**GOAL**. Pull out every line of the material that contains the word "pixel", and copy each one in full.

**RECORDS FOR THIS EXERCISE**.
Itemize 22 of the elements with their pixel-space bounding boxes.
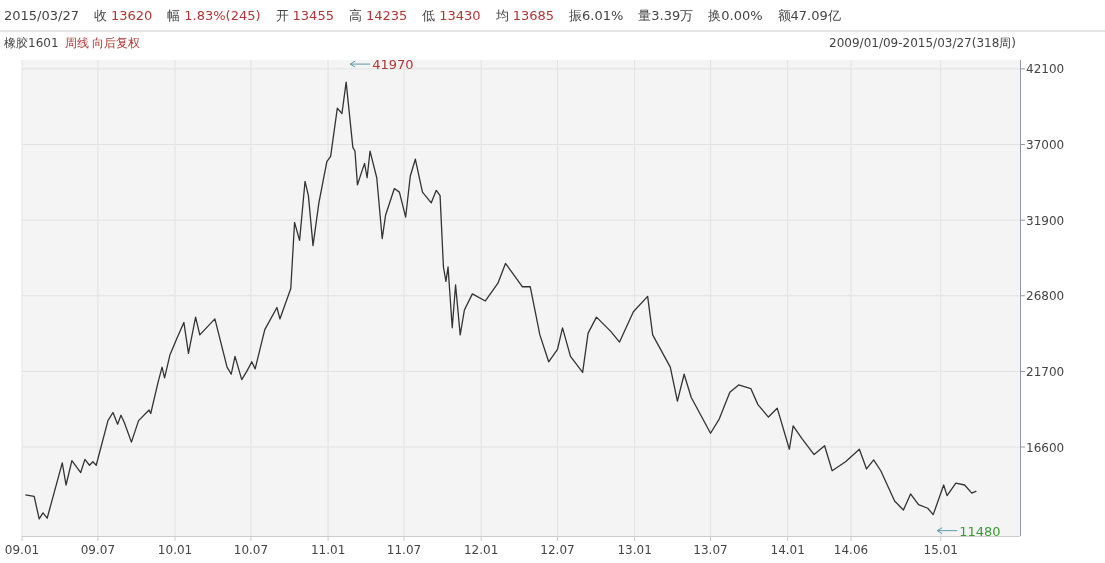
- annotation: 量3.39万: [638, 8, 694, 23]
- annotation: 换0.00%: [708, 8, 763, 23]
- annotation: 13455: [292, 8, 334, 23]
- annotation: 41970: [372, 57, 414, 73]
- annotation: 振6.01%: [569, 8, 624, 23]
- title: 橡胶1601: [4, 36, 59, 50]
- annotation: 1.83%(245): [184, 8, 261, 23]
- annotation: 11480: [959, 523, 1001, 539]
- annotation: 13620: [110, 8, 153, 23]
- annotation: 13685: [512, 8, 554, 23]
- annotation: 收: [93, 8, 107, 23]
- annotation: 2015/03/27: [4, 8, 79, 23]
- annotation: 14235: [365, 8, 408, 23]
- annotation: 开: [275, 8, 289, 23]
- subtitle: 周线 向后复权: [64, 36, 141, 50]
- annotation: 均: [495, 8, 509, 23]
- annotation: 2009/01/09-2015/03/27(318周): [829, 36, 1016, 50]
- annotation: 幅: [167, 8, 181, 23]
- annotation: 高: [348, 8, 362, 23]
- annotation: 低: [422, 8, 436, 23]
- annotation: 额47.09亿: [777, 8, 841, 23]
- annotation: 13430: [439, 8, 481, 23]
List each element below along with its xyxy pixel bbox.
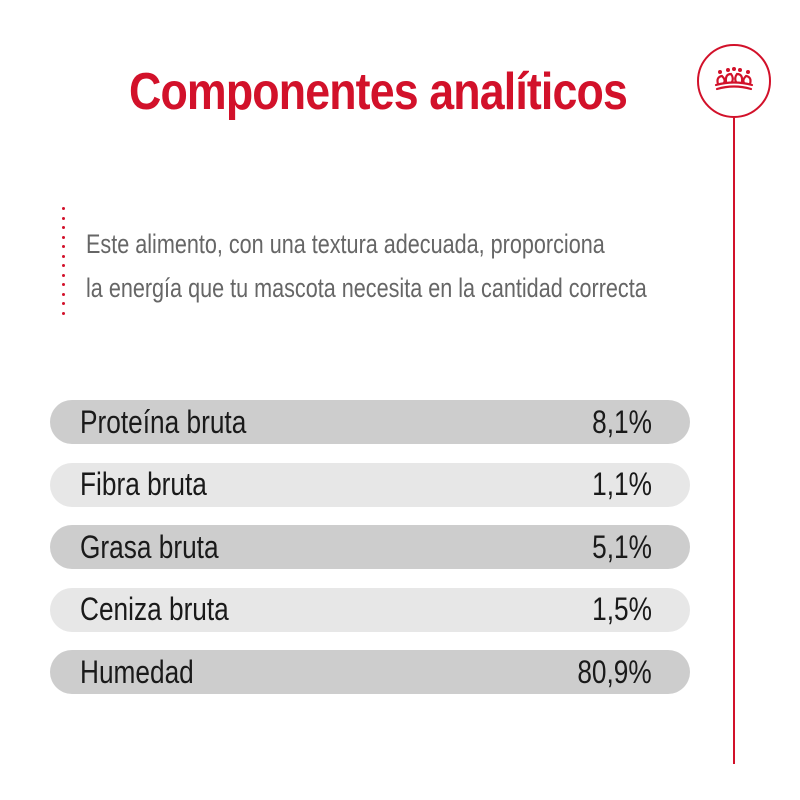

**FULL SOLUTION**.
Itemize 22 of the elements with their pixel-space bounding boxes.
List each element below along with its xyxy pixel bbox.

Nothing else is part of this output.